> [TASK TO COMPLETE]
Give all the lines below again, exactly, with no pictures.

> [DATA EXTRACT]
— START —

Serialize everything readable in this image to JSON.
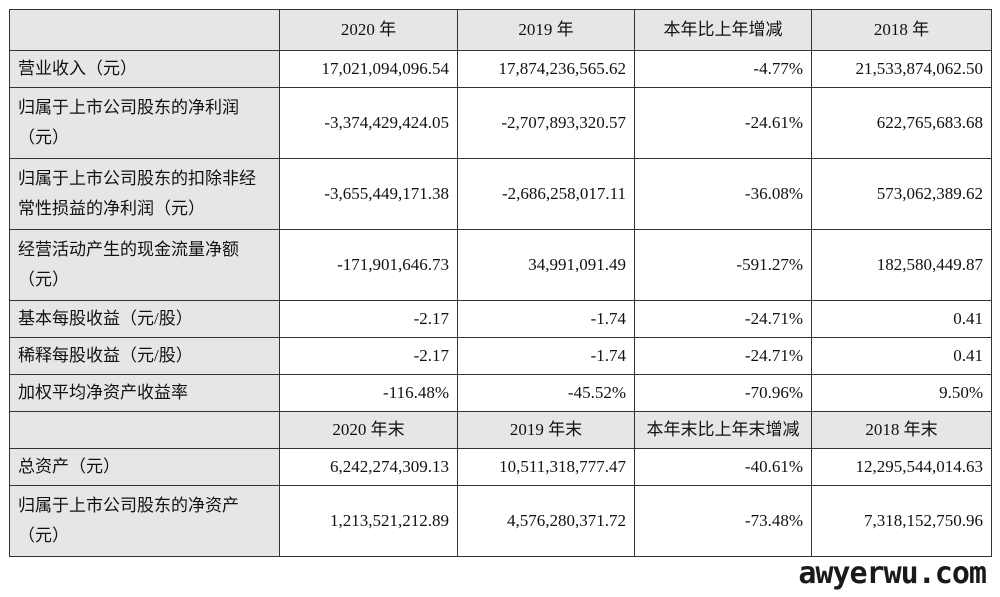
{
  "header1": [
    "2020 年",
    "2019 年",
    "本年比上年增减",
    "2018 年"
  ],
  "rows1": [
    {
      "label": "营业收入（元）",
      "values": [
        "17,021,094,096.54",
        "17,874,236,565.62",
        "-4.77%",
        "21,533,874,062.50"
      ]
    },
    {
      "label": "归属于上市公司股东的净利润（元）",
      "values": [
        "-3,374,429,424.05",
        "-2,707,893,320.57",
        "-24.61%",
        "622,765,683.68"
      ]
    },
    {
      "label": "归属于上市公司股东的扣除非经常性损益的净利润（元）",
      "values": [
        "-3,655,449,171.38",
        "-2,686,258,017.11",
        "-36.08%",
        "573,062,389.62"
      ]
    },
    {
      "label": "经营活动产生的现金流量净额（元）",
      "values": [
        "-171,901,646.73",
        "34,991,091.49",
        "-591.27%",
        "182,580,449.87"
      ]
    },
    {
      "label": "基本每股收益（元/股）",
      "values": [
        "-2.17",
        "-1.74",
        "-24.71%",
        "0.41"
      ]
    },
    {
      "label": "稀释每股收益（元/股）",
      "values": [
        "-2.17",
        "-1.74",
        "-24.71%",
        "0.41"
      ]
    },
    {
      "label": "加权平均净资产收益率",
      "values": [
        "-116.48%",
        "-45.52%",
        "-70.96%",
        "9.50%"
      ]
    }
  ],
  "header2": [
    "2020 年末",
    "2019 年末",
    "本年末比上年末增减",
    "2018 年末"
  ],
  "rows2": [
    {
      "label": "总资产（元）",
      "values": [
        "6,242,274,309.13",
        "10,511,318,777.47",
        "-40.61%",
        "12,295,544,014.63"
      ]
    },
    {
      "label": "归属于上市公司股东的净资产（元）",
      "values": [
        "1,213,521,212.89",
        "4,576,280,371.72",
        "-73.48%",
        "7,318,152,750.96"
      ]
    }
  ],
  "watermark": "awyerwu.com"
}
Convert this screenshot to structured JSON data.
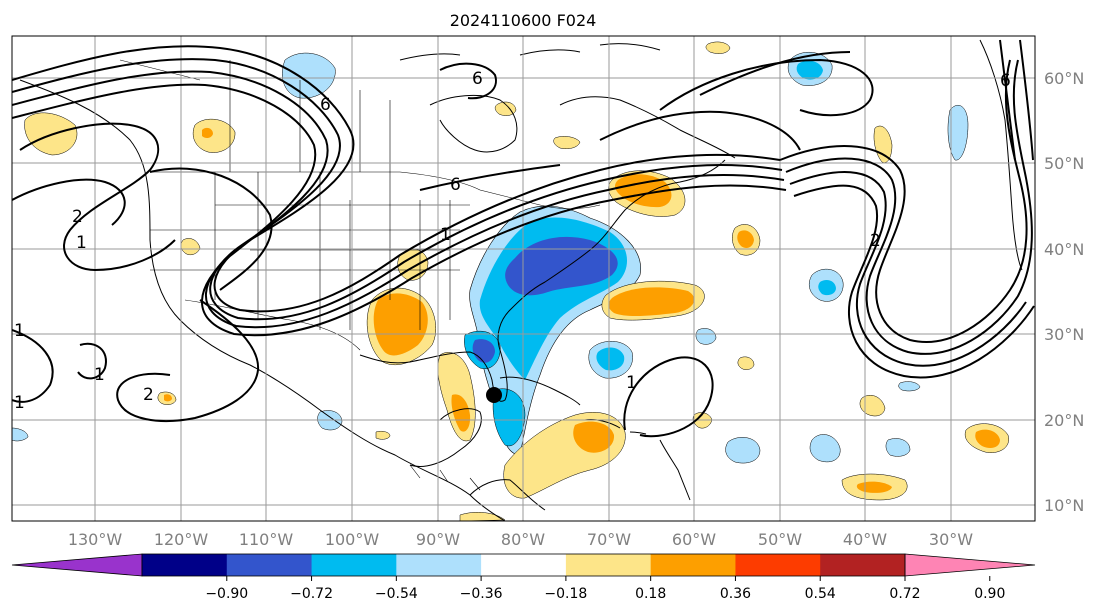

— END —

> [SOLVED EXERCISE]
Serialize everything readable in this image to JSON.
{
  "header1": [
    "2020 年",
    "2019 年",
    "本年比上年增减",
    "2018 年"
  ],
  "rows1": [
    {
      "label": "营业收入（元）",
      "values": [
        "17,021,094,096.54",
        "17,874,236,565.62",
        "-4.77%",
        "21,533,874,062.50"
      ]
    },
    {
      "label": "归属于上市公司股东的净利润（元）",
      "values": [
        "-3,374,429,424.05",
        "-2,707,893,320.57",
        "-24.61%",
        "622,765,683.68"
      ]
    },
    {
      "label": "归属于上市公司股东的扣除非经常性损益的净利润（元）",
      "values": [
        "-3,655,449,171.38",
        "-2,686,258,017.11",
        "-36.08%",
        "573,062,389.62"
      ]
    },
    {
      "label": "经营活动产生的现金流量净额（元）",
      "values": [
        "-171,901,646.73",
        "34,991,091.49",
        "-591.27%",
        "182,580,449.87"
      ]
    },
    {
      "label": "基本每股收益（元/股）",
      "values": [
        "-2.17",
        "-1.74",
        "-24.71%",
        "0.41"
      ]
    },
    {
      "label": "稀释每股收益（元/股）",
      "values": [
        "-2.17",
        "-1.74",
        "-24.71%",
        "0.41"
      ]
    },
    {
      "label": "加权平均净资产收益率",
      "values": [
        "-116.48%",
        "-45.52%",
        "-70.96%",
        "9.50%"
      ]
    }
  ],
  "header2": [
    "2020 年末",
    "2019 年末",
    "本年末比上年末增减",
    "2018 年末"
  ],
  "rows2": [
    {
      "label": "总资产（元）",
      "values": [
        "6,242,274,309.13",
        "10,511,318,777.47",
        "-40.61%",
        "12,295,544,014.63"
      ]
    },
    {
      "label": "归属于上市公司股东的净资产（元）",
      "values": [
        "1,213,521,212.89",
        "4,576,280,371.72",
        "-73.48%",
        "7,318,152,750.96"
      ]
    }
  ],
  "watermark": "awyerwu.com"
}
Convert this screenshot to structured JSON data.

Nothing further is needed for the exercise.